╔══

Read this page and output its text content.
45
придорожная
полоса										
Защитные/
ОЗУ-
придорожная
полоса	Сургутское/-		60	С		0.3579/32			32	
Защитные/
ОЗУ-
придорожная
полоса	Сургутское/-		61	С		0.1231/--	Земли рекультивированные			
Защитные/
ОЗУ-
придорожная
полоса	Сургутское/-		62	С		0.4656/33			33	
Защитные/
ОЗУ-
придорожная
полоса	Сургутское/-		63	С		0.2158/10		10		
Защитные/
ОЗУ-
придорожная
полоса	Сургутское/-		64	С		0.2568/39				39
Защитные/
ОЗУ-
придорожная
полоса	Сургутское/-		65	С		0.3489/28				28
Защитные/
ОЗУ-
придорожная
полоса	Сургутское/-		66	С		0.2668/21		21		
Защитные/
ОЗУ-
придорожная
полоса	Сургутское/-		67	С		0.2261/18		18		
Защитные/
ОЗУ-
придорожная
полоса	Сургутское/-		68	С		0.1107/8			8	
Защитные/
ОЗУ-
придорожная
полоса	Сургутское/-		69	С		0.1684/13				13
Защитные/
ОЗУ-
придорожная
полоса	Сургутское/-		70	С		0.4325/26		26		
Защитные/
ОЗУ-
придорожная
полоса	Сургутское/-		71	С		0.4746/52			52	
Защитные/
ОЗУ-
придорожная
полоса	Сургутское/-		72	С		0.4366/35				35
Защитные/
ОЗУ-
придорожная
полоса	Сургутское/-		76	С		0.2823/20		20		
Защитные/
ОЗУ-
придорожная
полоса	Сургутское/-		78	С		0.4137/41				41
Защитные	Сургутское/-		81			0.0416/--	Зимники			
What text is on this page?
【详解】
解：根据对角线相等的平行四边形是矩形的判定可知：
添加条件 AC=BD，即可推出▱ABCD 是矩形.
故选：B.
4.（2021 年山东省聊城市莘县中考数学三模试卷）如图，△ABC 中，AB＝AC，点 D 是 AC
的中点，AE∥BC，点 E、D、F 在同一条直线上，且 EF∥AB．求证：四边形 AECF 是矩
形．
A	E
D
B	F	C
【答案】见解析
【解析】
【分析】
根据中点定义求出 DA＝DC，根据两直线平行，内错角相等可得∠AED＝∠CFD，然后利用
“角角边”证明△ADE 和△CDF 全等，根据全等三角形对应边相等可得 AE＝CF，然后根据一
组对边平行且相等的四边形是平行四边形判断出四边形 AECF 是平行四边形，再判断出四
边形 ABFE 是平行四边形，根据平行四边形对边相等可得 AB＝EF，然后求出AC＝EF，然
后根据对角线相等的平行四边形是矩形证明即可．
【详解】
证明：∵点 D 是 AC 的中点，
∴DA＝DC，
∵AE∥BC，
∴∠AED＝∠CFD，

╚══

**Requirement**
Repeat, with no changes, each line from the one with "What text is on this page?" to the end of the listing, including both ends and nothing else.

**Output for this exercise**
What text is on this page?
【详解】
解：根据对角线相等的平行四边形是矩形的判定可知：
添加条件 AC=BD，即可推出▱ABCD 是矩形.
故选：B.
4.（2021 年山东省聊城市莘县中考数学三模试卷）如图，△ABC 中，AB＝AC，点 D 是 AC
的中点，AE∥BC，点 E、D、F 在同一条直线上，且 EF∥AB．求证：四边形 AECF 是矩
形．
A	E
D
B	F	C
【答案】见解析
【解析】
【分析】
根据中点定义求出 DA＝DC，根据两直线平行，内错角相等可得∠AED＝∠CFD，然后利用
“角角边”证明△ADE 和△CDF 全等，根据全等三角形对应边相等可得 AE＝CF，然后根据一
组对边平行且相等的四边形是平行四边形判断出四边形 AECF 是平行四边形，再判断出四
边形 ABFE 是平行四边形，根据平行四边形对边相等可得 AB＝EF，然后求出AC＝EF，然
后根据对角线相等的平行四边形是矩形证明即可．
【详解】
证明：∵点 D 是 AC 的中点，
∴DA＝DC，
∵AE∥BC，
∴∠AED＝∠CFD，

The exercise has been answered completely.